- _Aim of the task_: Here are records with pictures in them. Copy all of them exactly and leave the pictures out.

- _Data lines_:
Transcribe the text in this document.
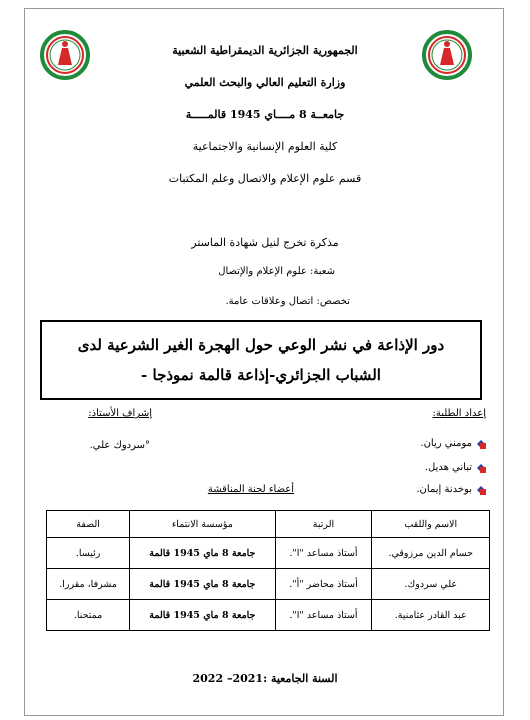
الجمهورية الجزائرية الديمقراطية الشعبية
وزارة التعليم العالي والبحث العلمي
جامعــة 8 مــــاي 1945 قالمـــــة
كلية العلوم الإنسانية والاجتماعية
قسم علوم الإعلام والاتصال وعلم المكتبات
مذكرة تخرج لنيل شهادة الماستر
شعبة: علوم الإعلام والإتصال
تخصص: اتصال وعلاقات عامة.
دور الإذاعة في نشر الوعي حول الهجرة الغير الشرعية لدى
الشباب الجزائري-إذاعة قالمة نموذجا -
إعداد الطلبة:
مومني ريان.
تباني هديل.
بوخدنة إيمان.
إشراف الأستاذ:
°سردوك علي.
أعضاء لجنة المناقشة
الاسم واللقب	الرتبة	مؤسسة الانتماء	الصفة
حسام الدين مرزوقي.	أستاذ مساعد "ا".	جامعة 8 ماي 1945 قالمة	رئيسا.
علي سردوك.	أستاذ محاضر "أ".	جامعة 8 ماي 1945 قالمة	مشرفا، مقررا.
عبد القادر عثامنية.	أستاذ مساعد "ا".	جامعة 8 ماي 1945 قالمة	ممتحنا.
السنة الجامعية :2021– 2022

- _Task response_:
Transcribe the text in this document.
الجمهورية الجزائرية الديمقراطية الشعبية
وزارة التعليم العالي والبحث العلمي
جامعــة 8 مــــاي 1945 قالمـــــة
كلية العلوم الإنسانية والاجتماعية
قسم علوم الإعلام والاتصال وعلم المكتبات
مذكرة تخرج لنيل شهادة الماستر
شعبة: علوم الإعلام والإتصال
تخصص: اتصال وعلاقات عامة.
دور الإذاعة في نشر الوعي حول الهجرة الغير الشرعية لدى
الشباب الجزائري-إذاعة قالمة نموذجا -
إعداد الطلبة:
مومني ريان.
تباني هديل.
بوخدنة إيمان.
إشراف الأستاذ:
°سردوك علي.
أعضاء لجنة المناقشة
الاسم واللقب	الرتبة	مؤسسة الانتماء	الصفة
حسام الدين مرزوقي.	أستاذ مساعد "ا".	جامعة 8 ماي 1945 قالمة	رئيسا.
علي سردوك.	أستاذ محاضر "أ".	جامعة 8 ماي 1945 قالمة	مشرفا، مقررا.
عبد القادر عثامنية.	أستاذ مساعد "ا".	جامعة 8 ماي 1945 قالمة	ممتحنا.
السنة الجامعية :2021– 2022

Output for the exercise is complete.